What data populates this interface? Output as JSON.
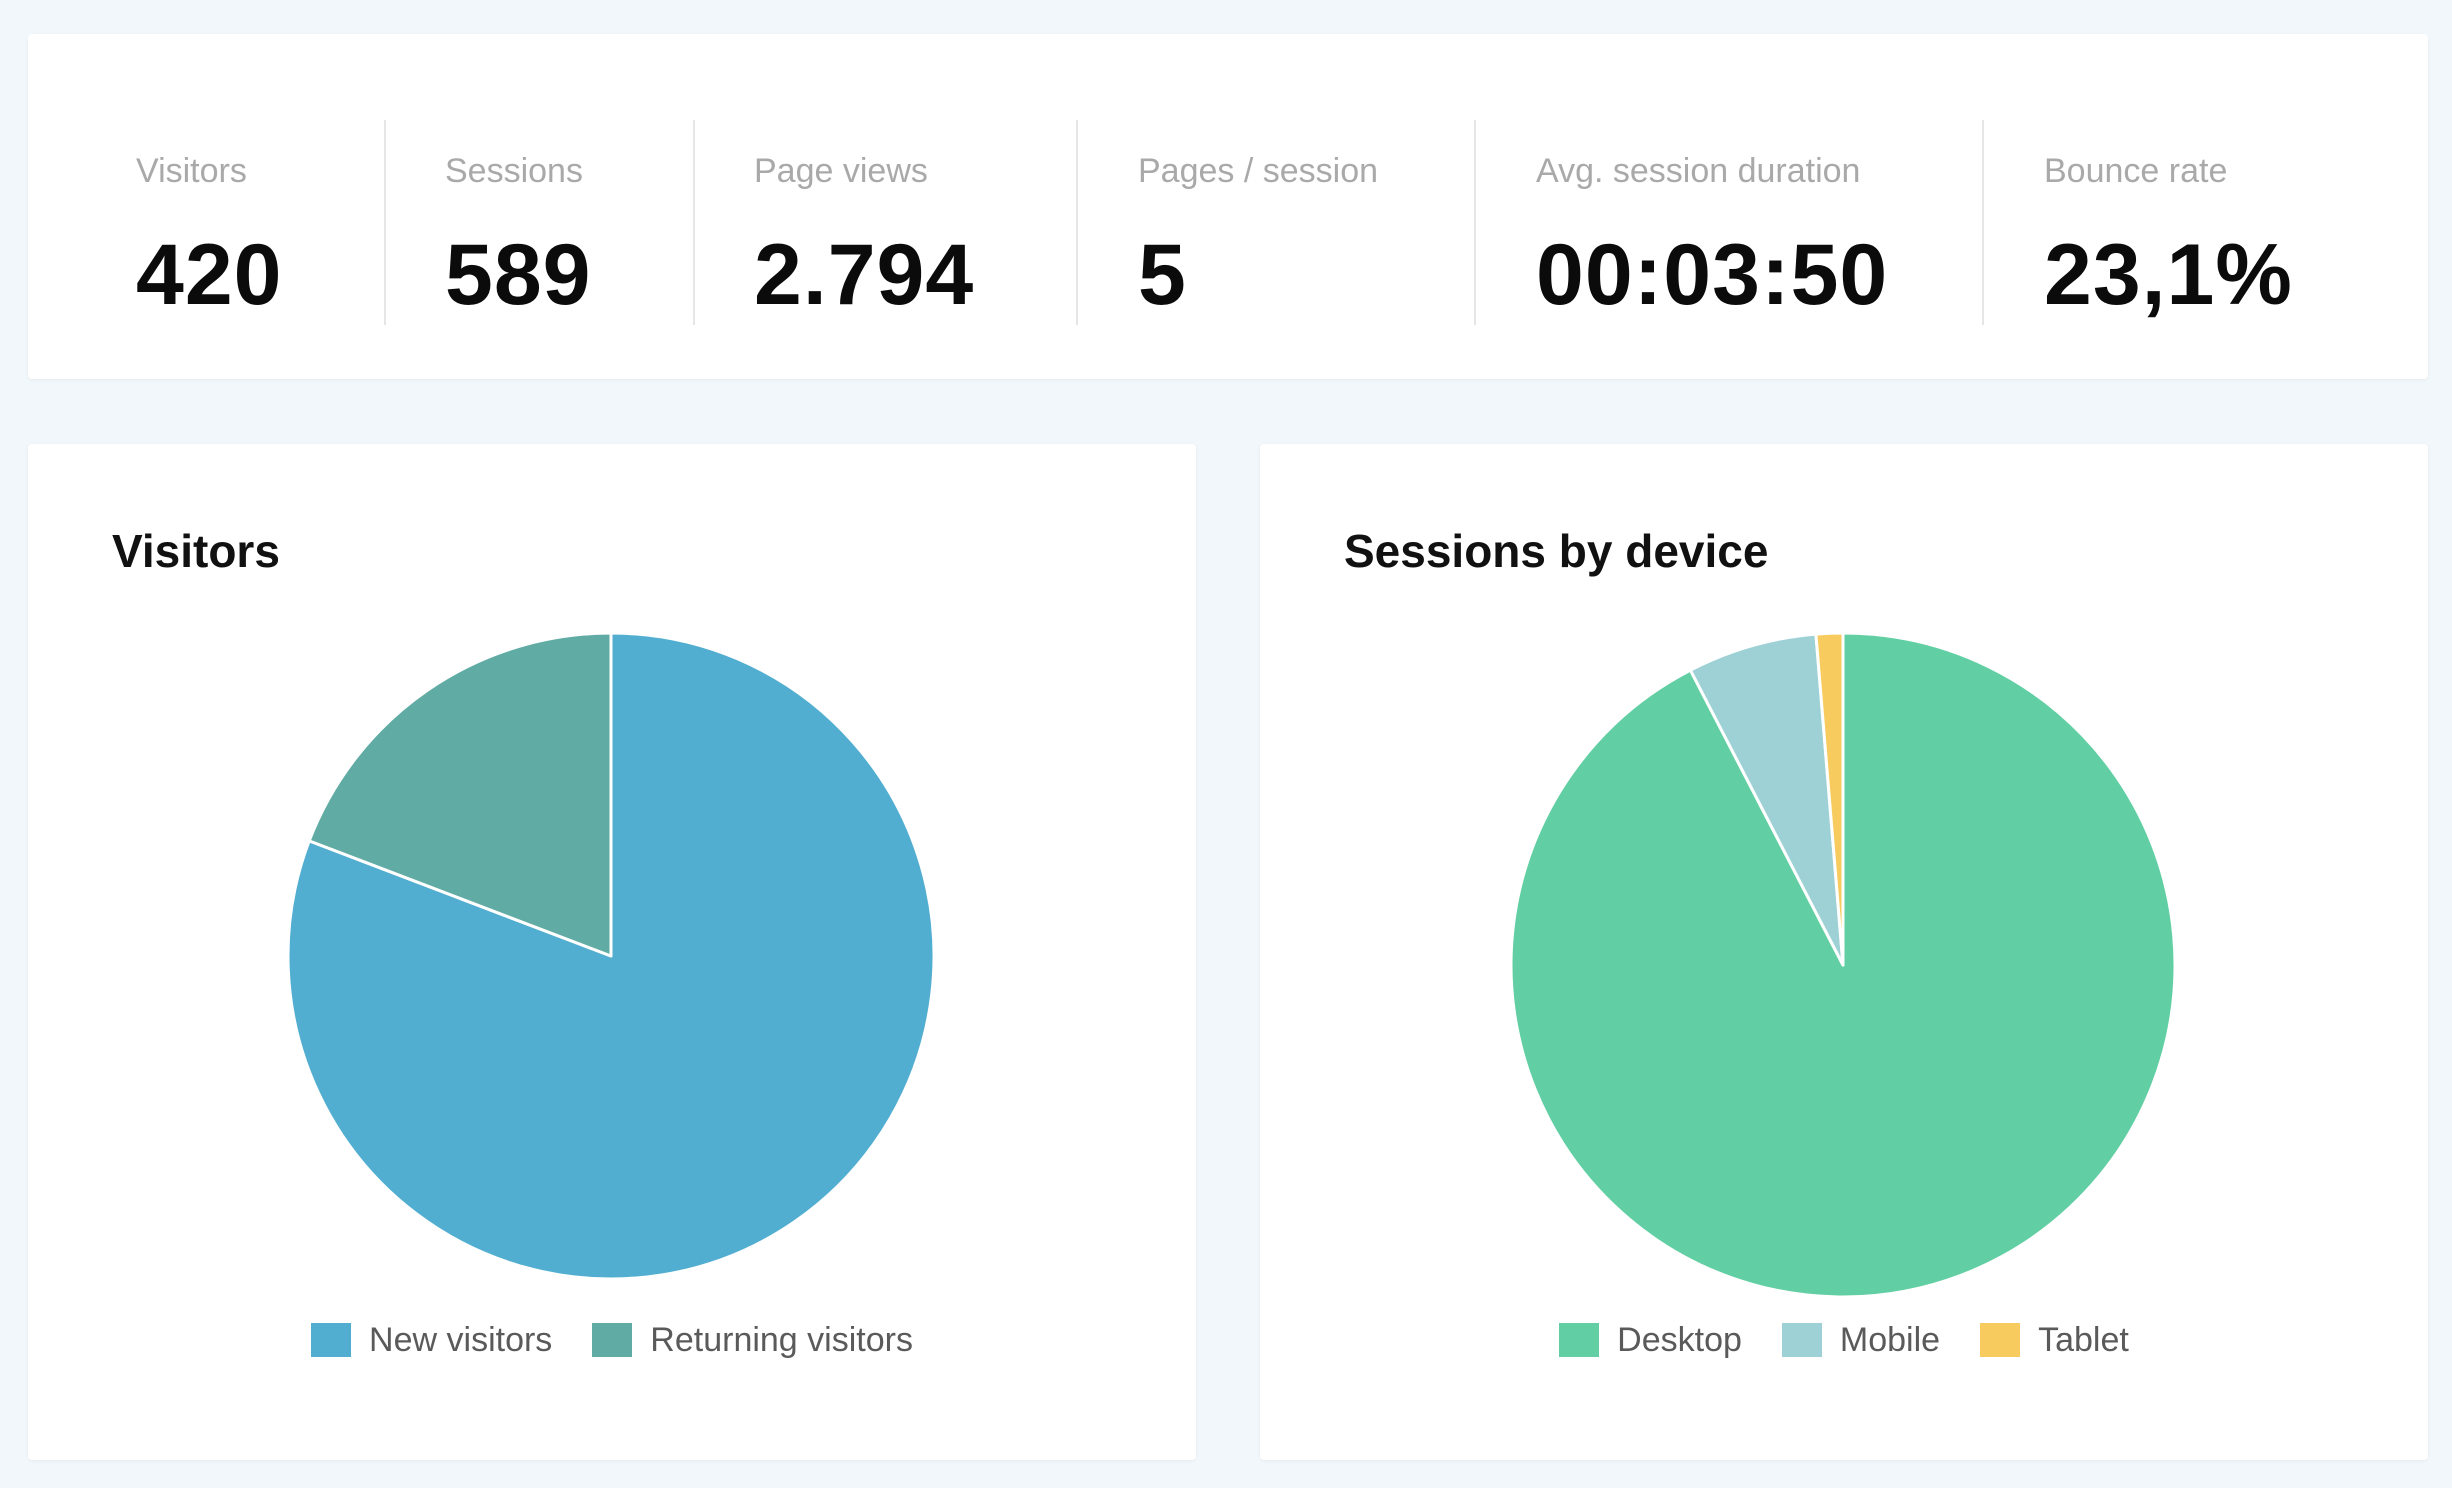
{
  "stats": [
    {
      "label": "Visitors",
      "value": "420"
    },
    {
      "label": "Sessions",
      "value": "589"
    },
    {
      "label": "Page views",
      "value": "2.794"
    },
    {
      "label": "Pages / session",
      "value": "5"
    },
    {
      "label": "Avg. session duration",
      "value": "00:03:50"
    },
    {
      "label": "Bounce rate",
      "value": "23,1%"
    }
  ],
  "charts": {
    "visitors": {
      "title": "Visitors"
    },
    "devices": {
      "title": "Sessions by device"
    }
  },
  "chart_data": [
    {
      "type": "pie",
      "title": "Visitors",
      "categories": [
        "New visitors",
        "Returning visitors"
      ],
      "values": [
        80.8,
        19.2
      ],
      "colors": [
        "#52aed0",
        "#60aba3"
      ],
      "legend": "bottom"
    },
    {
      "type": "pie",
      "title": "Sessions by device",
      "categories": [
        "Desktop",
        "Mobile",
        "Tablet"
      ],
      "values": [
        92.4,
        6.3,
        1.3
      ],
      "colors": [
        "#61cfa3",
        "#9ed1d6",
        "#f7cb5e"
      ],
      "legend": "bottom"
    }
  ]
}
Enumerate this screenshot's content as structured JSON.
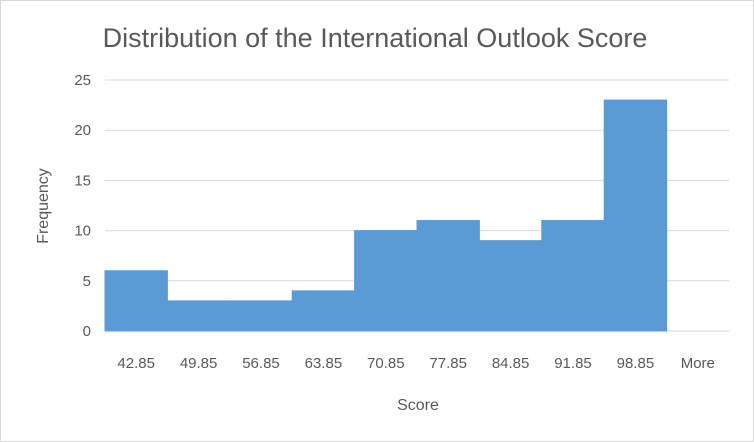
{
  "chart_data": {
    "type": "bar",
    "title": "Distribution of the International Outlook Score",
    "xlabel": "Score",
    "ylabel": "Frequency",
    "categories": [
      "42.85",
      "49.85",
      "56.85",
      "63.85",
      "70.85",
      "77.85",
      "84.85",
      "91.85",
      "98.85",
      "More"
    ],
    "values": [
      6,
      3,
      3,
      4,
      10,
      11,
      9,
      11,
      23,
      0
    ],
    "ylim": [
      0,
      25
    ],
    "yticks": [
      0,
      5,
      10,
      15,
      20,
      25
    ],
    "grid": true,
    "legend": "none",
    "bar_color": "#5b9bd5",
    "gap": 0
  }
}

-.-.-

**Instructions to follow:**
Using the material above, set down every line exactly, but skip the pictures.

**Response for this exercise:**
What data populates this interface? Output as JSON.
{
  "stats": [
    {
      "label": "Visitors",
      "value": "420"
    },
    {
      "label": "Sessions",
      "value": "589"
    },
    {
      "label": "Page views",
      "value": "2.794"
    },
    {
      "label": "Pages / session",
      "value": "5"
    },
    {
      "label": "Avg. session duration",
      "value": "00:03:50"
    },
    {
      "label": "Bounce rate",
      "value": "23,1%"
    }
  ],
  "charts": {
    "visitors": {
      "title": "Visitors"
    },
    "devices": {
      "title": "Sessions by device"
    }
  },
  "chart_data": [
    {
      "type": "pie",
      "title": "Visitors",
      "categories": [
        "New visitors",
        "Returning visitors"
      ],
      "values": [
        80.8,
        19.2
      ],
      "colors": [
        "#52aed0",
        "#60aba3"
      ],
      "legend": "bottom"
    },
    {
      "type": "pie",
      "title": "Sessions by device",
      "categories": [
        "Desktop",
        "Mobile",
        "Tablet"
      ],
      "values": [
        92.4,
        6.3,
        1.3
      ],
      "colors": [
        "#61cfa3",
        "#9ed1d6",
        "#f7cb5e"
      ],
      "legend": "bottom"
    }
  ]
}
Enumerate this screenshot's content as structured JSON.
{
  "chart_data": {
    "type": "bar",
    "title": "Distribution of the International Outlook Score",
    "xlabel": "Score",
    "ylabel": "Frequency",
    "categories": [
      "42.85",
      "49.85",
      "56.85",
      "63.85",
      "70.85",
      "77.85",
      "84.85",
      "91.85",
      "98.85",
      "More"
    ],
    "values": [
      6,
      3,
      3,
      4,
      10,
      11,
      9,
      11,
      23,
      0
    ],
    "ylim": [
      0,
      25
    ],
    "yticks": [
      0,
      5,
      10,
      15,
      20,
      25
    ],
    "grid": true,
    "legend": "none",
    "bar_color": "#5b9bd5",
    "gap": 0
  }
}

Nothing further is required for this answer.